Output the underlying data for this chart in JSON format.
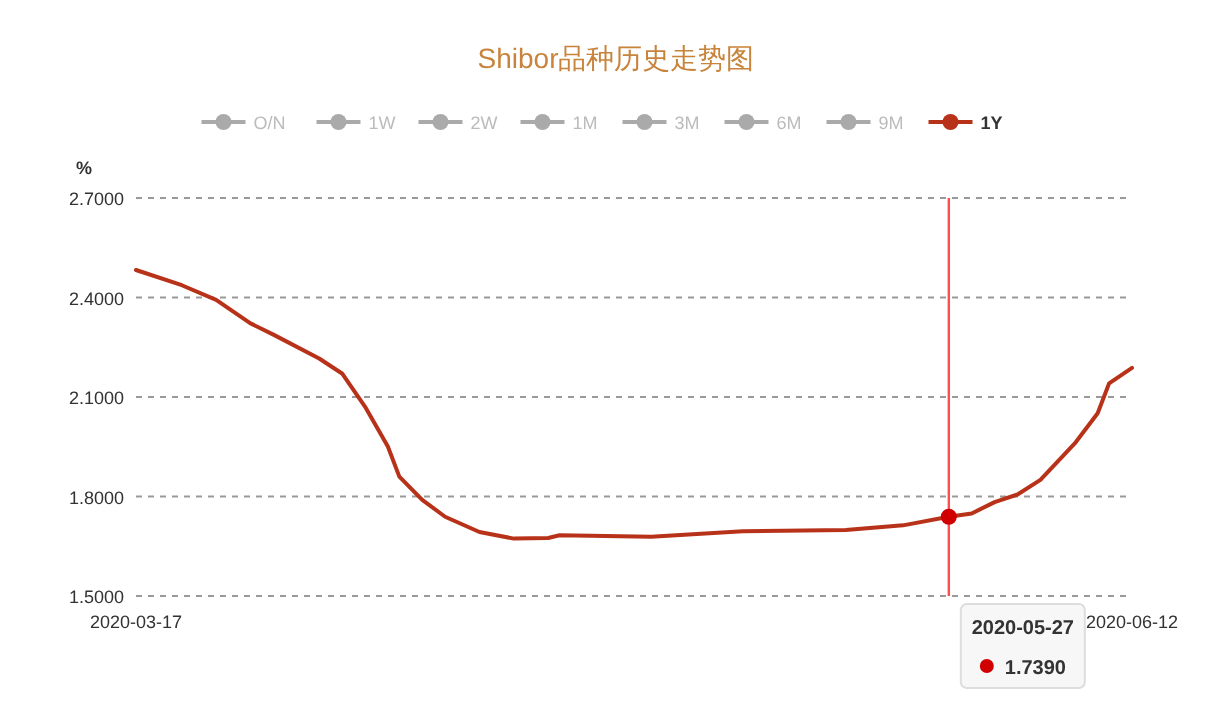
{
  "chart_data": {
    "type": "line",
    "title": "Shibor品种历史走势图",
    "ylabel": "%",
    "xlim": [
      "2020-03-17",
      "2020-06-12"
    ],
    "xticks": [
      "2020-03-17",
      "2020-06-12"
    ],
    "ylim": [
      1.5,
      2.7
    ],
    "yticks": [
      {
        "value": 1.5,
        "label": "1.5000"
      },
      {
        "value": 1.8,
        "label": "1.8000"
      },
      {
        "value": 2.1,
        "label": "2.1000"
      },
      {
        "value": 2.4,
        "label": "2.4000"
      },
      {
        "value": 2.7,
        "label": "2.7000"
      }
    ],
    "grid": "y",
    "legend": "top",
    "marker": "none",
    "series": [
      {
        "name": "O/N",
        "color": "#aaaaaa"
      },
      {
        "name": "1W",
        "color": "#aaaaaa"
      },
      {
        "name": "2W",
        "color": "#aaaaaa"
      },
      {
        "name": "1M",
        "color": "#aaaaaa"
      },
      {
        "name": "3M",
        "color": "#aaaaaa"
      },
      {
        "name": "6M",
        "color": "#aaaaaa"
      },
      {
        "name": "9M",
        "color": "#aaaaaa"
      },
      {
        "name": "1Y",
        "color": "#b8321a",
        "x": [
          "2020-03-17",
          "2020-03-21",
          "2020-03-24",
          "2020-03-27",
          "2020-03-29",
          "2020-04-02",
          "2020-04-04",
          "2020-04-06",
          "2020-04-08",
          "2020-04-09",
          "2020-04-11",
          "2020-04-13",
          "2020-04-16",
          "2020-04-19",
          "2020-04-22",
          "2020-04-23",
          "2020-05-01",
          "2020-05-09",
          "2020-05-18",
          "2020-05-23",
          "2020-05-27",
          "2020-05-29",
          "2020-05-31",
          "2020-06-02",
          "2020-06-04",
          "2020-06-07",
          "2020-06-09",
          "2020-06-10",
          "2020-06-12"
        ],
        "values": [
          2.483,
          2.437,
          2.393,
          2.322,
          2.288,
          2.216,
          2.171,
          2.071,
          1.951,
          1.86,
          1.79,
          1.739,
          1.693,
          1.673,
          1.675,
          1.683,
          1.679,
          1.695,
          1.699,
          1.713,
          1.739,
          1.749,
          1.783,
          1.806,
          1.85,
          1.96,
          2.051,
          2.141,
          2.188
        ]
      }
    ],
    "ref_lines": [
      {
        "axis": "x",
        "value": "2020-05-27",
        "label": "2020-05-27",
        "color": "#ff4d4d"
      }
    ],
    "annotations": [
      "1.7390"
    ]
  }
}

===

◆ **What you should do**:
Pick out every line with the string "name" and copy it.

◆ **Right answer**:
        "name": "O/N",
        "name": "1W",
        "name": "2W",
        "name": "1M",
        "name": "3M",
        "name": "6M",
        "name": "9M",
        "name": "1Y",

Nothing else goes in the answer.